TASK —
Transcribe the records below exactly as they appear.

Stored data entries —
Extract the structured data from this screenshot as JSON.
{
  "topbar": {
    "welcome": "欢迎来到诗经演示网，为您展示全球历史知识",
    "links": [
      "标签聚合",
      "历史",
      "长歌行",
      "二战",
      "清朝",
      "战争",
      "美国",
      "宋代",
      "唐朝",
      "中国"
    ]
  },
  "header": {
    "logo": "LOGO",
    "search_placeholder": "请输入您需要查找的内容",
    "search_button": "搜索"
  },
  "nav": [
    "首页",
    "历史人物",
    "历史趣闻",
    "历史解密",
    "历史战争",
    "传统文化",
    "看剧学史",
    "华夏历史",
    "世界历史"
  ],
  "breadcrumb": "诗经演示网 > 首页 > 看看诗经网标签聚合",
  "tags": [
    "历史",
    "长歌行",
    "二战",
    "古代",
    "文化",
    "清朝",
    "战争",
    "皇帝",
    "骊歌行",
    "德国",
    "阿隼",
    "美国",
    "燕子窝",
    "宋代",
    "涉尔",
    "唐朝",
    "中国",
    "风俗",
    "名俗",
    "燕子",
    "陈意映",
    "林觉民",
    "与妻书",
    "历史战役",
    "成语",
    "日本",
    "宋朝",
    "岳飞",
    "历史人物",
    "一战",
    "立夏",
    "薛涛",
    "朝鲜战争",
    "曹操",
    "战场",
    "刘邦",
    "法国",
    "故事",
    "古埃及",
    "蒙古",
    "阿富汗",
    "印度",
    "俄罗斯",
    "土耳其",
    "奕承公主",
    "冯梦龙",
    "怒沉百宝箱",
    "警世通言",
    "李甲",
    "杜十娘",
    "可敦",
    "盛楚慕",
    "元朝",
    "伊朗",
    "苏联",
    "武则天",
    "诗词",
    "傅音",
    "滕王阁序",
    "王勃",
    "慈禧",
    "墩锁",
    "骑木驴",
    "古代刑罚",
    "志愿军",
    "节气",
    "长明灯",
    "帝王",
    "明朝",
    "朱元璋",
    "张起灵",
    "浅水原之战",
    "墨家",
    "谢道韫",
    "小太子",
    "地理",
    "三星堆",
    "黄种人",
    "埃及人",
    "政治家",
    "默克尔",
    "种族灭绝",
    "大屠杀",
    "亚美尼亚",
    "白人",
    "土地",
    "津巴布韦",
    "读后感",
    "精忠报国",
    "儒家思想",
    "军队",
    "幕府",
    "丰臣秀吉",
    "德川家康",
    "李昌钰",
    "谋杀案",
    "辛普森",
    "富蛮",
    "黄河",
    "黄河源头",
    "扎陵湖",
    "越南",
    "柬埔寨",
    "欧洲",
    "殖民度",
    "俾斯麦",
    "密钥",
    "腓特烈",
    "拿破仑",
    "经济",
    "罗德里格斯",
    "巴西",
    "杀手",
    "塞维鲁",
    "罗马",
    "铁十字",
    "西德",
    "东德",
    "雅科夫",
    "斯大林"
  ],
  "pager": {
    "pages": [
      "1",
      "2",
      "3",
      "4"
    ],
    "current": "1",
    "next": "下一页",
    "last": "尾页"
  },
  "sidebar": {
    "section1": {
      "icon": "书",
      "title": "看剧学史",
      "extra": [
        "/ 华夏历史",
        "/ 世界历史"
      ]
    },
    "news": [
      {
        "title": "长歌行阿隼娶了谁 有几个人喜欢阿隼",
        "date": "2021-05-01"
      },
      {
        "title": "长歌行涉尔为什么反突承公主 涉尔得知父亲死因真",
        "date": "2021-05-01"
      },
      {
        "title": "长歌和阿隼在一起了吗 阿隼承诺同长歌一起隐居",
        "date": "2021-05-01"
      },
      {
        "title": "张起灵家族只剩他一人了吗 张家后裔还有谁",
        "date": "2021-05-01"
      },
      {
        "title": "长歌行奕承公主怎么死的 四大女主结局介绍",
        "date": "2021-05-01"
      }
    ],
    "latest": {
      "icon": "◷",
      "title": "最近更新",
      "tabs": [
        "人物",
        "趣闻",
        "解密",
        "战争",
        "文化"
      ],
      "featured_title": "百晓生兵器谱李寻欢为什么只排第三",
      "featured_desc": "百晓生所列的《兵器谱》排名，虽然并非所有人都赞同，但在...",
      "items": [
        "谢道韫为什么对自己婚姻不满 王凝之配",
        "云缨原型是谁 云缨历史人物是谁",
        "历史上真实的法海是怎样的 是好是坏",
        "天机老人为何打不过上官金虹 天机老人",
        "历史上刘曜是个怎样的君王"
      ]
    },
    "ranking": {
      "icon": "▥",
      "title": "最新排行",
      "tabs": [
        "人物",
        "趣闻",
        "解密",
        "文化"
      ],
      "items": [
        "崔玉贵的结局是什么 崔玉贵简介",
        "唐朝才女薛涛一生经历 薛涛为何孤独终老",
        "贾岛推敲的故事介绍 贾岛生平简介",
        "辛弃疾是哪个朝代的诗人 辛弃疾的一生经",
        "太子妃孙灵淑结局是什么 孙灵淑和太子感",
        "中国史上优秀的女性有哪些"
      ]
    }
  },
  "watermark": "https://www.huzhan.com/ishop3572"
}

RESULT BELOW —
Extract the structured data from this screenshot as JSON.
{
  "topbar": {
    "welcome": "欢迎来到诗经演示网，为您展示全球历史知识",
    "links": [
      "标签聚合",
      "历史",
      "长歌行",
      "二战",
      "清朝",
      "战争",
      "美国",
      "宋代",
      "唐朝",
      "中国"
    ]
  },
  "header": {
    "logo": "LOGO",
    "search_placeholder": "请输入您需要查找的内容",
    "search_button": "搜索"
  },
  "nav": [
    "首页",
    "历史人物",
    "历史趣闻",
    "历史解密",
    "历史战争",
    "传统文化",
    "看剧学史",
    "华夏历史",
    "世界历史"
  ],
  "breadcrumb": "诗经演示网 > 首页 > 看看诗经网标签聚合",
  "tags": [
    "历史",
    "长歌行",
    "二战",
    "古代",
    "文化",
    "清朝",
    "战争",
    "皇帝",
    "骊歌行",
    "德国",
    "阿隼",
    "美国",
    "燕子窝",
    "宋代",
    "涉尔",
    "唐朝",
    "中国",
    "风俗",
    "名俗",
    "燕子",
    "陈意映",
    "林觉民",
    "与妻书",
    "历史战役",
    "成语",
    "日本",
    "宋朝",
    "岳飞",
    "历史人物",
    "一战",
    "立夏",
    "薛涛",
    "朝鲜战争",
    "曹操",
    "战场",
    "刘邦",
    "法国",
    "故事",
    "古埃及",
    "蒙古",
    "阿富汗",
    "印度",
    "俄罗斯",
    "土耳其",
    "奕承公主",
    "冯梦龙",
    "怒沉百宝箱",
    "警世通言",
    "李甲",
    "杜十娘",
    "可敦",
    "盛楚慕",
    "元朝",
    "伊朗",
    "苏联",
    "武则天",
    "诗词",
    "傅音",
    "滕王阁序",
    "王勃",
    "慈禧",
    "墩锁",
    "骑木驴",
    "古代刑罚",
    "志愿军",
    "节气",
    "长明灯",
    "帝王",
    "明朝",
    "朱元璋",
    "张起灵",
    "浅水原之战",
    "墨家",
    "谢道韫",
    "小太子",
    "地理",
    "三星堆",
    "黄种人",
    "埃及人",
    "政治家",
    "默克尔",
    "种族灭绝",
    "大屠杀",
    "亚美尼亚",
    "白人",
    "土地",
    "津巴布韦",
    "读后感",
    "精忠报国",
    "儒家思想",
    "军队",
    "幕府",
    "丰臣秀吉",
    "德川家康",
    "李昌钰",
    "谋杀案",
    "辛普森",
    "富蛮",
    "黄河",
    "黄河源头",
    "扎陵湖",
    "越南",
    "柬埔寨",
    "欧洲",
    "殖民度",
    "俾斯麦",
    "密钥",
    "腓特烈",
    "拿破仑",
    "经济",
    "罗德里格斯",
    "巴西",
    "杀手",
    "塞维鲁",
    "罗马",
    "铁十字",
    "西德",
    "东德",
    "雅科夫",
    "斯大林"
  ],
  "pager": {
    "pages": [
      "1",
      "2",
      "3",
      "4"
    ],
    "current": "1",
    "next": "下一页",
    "last": "尾页"
  },
  "sidebar": {
    "section1": {
      "icon": "书",
      "title": "看剧学史",
      "extra": [
        "/ 华夏历史",
        "/ 世界历史"
      ]
    },
    "news": [
      {
        "title": "长歌行阿隼娶了谁 有几个人喜欢阿隼",
        "date": "2021-05-01"
      },
      {
        "title": "长歌行涉尔为什么反突承公主 涉尔得知父亲死因真",
        "date": "2021-05-01"
      },
      {
        "title": "长歌和阿隼在一起了吗 阿隼承诺同长歌一起隐居",
        "date": "2021-05-01"
      },
      {
        "title": "张起灵家族只剩他一人了吗 张家后裔还有谁",
        "date": "2021-05-01"
      },
      {
        "title": "长歌行奕承公主怎么死的 四大女主结局介绍",
        "date": "2021-05-01"
      }
    ],
    "latest": {
      "icon": "◷",
      "title": "最近更新",
      "tabs": [
        "人物",
        "趣闻",
        "解密",
        "战争",
        "文化"
      ],
      "featured_title": "百晓生兵器谱李寻欢为什么只排第三",
      "featured_desc": "百晓生所列的《兵器谱》排名，虽然并非所有人都赞同，但在...",
      "items": [
        "谢道韫为什么对自己婚姻不满 王凝之配",
        "云缨原型是谁 云缨历史人物是谁",
        "历史上真实的法海是怎样的 是好是坏",
        "天机老人为何打不过上官金虹 天机老人",
        "历史上刘曜是个怎样的君王"
      ]
    },
    "ranking": {
      "icon": "▥",
      "title": "最新排行",
      "tabs": [
        "人物",
        "趣闻",
        "解密",
        "文化"
      ],
      "items": [
        "崔玉贵的结局是什么 崔玉贵简介",
        "唐朝才女薛涛一生经历 薛涛为何孤独终老",
        "贾岛推敲的故事介绍 贾岛生平简介",
        "辛弃疾是哪个朝代的诗人 辛弃疾的一生经",
        "太子妃孙灵淑结局是什么 孙灵淑和太子感",
        "中国史上优秀的女性有哪些"
      ]
    }
  },
  "watermark": "https://www.huzhan.com/ishop3572"
}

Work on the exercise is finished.